**OBJECTIVE:** Write the data out again, exactly as given.

**INPUT DATA:**
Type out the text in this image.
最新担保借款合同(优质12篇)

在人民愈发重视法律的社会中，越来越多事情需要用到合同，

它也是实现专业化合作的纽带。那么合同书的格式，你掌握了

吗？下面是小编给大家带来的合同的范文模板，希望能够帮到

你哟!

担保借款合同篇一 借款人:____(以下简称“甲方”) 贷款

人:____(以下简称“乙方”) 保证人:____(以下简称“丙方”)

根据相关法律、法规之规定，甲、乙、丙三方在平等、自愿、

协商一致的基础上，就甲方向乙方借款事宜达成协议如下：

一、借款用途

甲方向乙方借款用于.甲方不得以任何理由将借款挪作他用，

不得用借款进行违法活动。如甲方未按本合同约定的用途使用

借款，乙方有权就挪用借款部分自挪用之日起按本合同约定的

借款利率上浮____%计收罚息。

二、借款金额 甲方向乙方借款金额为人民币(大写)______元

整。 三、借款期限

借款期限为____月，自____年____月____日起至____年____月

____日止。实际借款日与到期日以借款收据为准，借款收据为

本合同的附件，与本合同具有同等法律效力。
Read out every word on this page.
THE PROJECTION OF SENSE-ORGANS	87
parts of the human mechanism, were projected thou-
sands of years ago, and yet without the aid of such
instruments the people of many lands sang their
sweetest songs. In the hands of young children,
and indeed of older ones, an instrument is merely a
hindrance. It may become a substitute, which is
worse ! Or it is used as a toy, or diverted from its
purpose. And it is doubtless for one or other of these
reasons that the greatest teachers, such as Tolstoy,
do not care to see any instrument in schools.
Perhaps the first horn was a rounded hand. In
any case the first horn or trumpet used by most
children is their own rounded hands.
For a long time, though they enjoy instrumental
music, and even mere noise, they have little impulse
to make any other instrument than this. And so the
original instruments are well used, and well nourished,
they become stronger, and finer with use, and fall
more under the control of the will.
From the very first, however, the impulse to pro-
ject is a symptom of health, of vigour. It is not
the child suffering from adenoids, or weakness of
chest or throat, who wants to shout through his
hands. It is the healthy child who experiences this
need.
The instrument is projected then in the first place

**ANSWER TO THIS EXERCISE:**
Type out the text in this image.
最新担保借款合同(优质12篇)

在人民愈发重视法律的社会中，越来越多事情需要用到合同，

它也是实现专业化合作的纽带。那么合同书的格式，你掌握了

吗？下面是小编给大家带来的合同的范文模板，希望能够帮到

你哟!

担保借款合同篇一 借款人:____(以下简称“甲方”) 贷款

人:____(以下简称“乙方”) 保证人:____(以下简称“丙方”)

根据相关法律、法规之规定，甲、乙、丙三方在平等、自愿、

协商一致的基础上，就甲方向乙方借款事宜达成协议如下：

一、借款用途

甲方向乙方借款用于.甲方不得以任何理由将借款挪作他用，

不得用借款进行违法活动。如甲方未按本合同约定的用途使用

借款，乙方有权就挪用借款部分自挪用之日起按本合同约定的

借款利率上浮____%计收罚息。

二、借款金额 甲方向乙方借款金额为人民币(大写)______元

整。 三、借款期限

借款期限为____月，自____年____月____日起至____年____月

____日止。实际借款日与到期日以借款收据为准，借款收据为

本合同的附件，与本合同具有同等法律效力。
Read out every word on this page.
THE PROJECTION OF SENSE-ORGANS	87
parts of the human mechanism, were projected thou-
sands of years ago, and yet without the aid of such
instruments the people of many lands sang their
sweetest songs. In the hands of young children,
and indeed of older ones, an instrument is merely a
hindrance. It may become a substitute, which is
worse ! Or it is used as a toy, or diverted from its
purpose. And it is doubtless for one or other of these
reasons that the greatest teachers, such as Tolstoy,
do not care to see any instrument in schools.
Perhaps the first horn was a rounded hand. In
any case the first horn or trumpet used by most
children is their own rounded hands.
For a long time, though they enjoy instrumental
music, and even mere noise, they have little impulse
to make any other instrument than this. And so the
original instruments are well used, and well nourished,
they become stronger, and finer with use, and fall
more under the control of the will.
From the very first, however, the impulse to pro-
ject is a symptom of health, of vigour. It is not
the child suffering from adenoids, or weakness of
chest or throat, who wants to shout through his
hands. It is the healthy child who experiences this
need.
The instrument is projected then in the first place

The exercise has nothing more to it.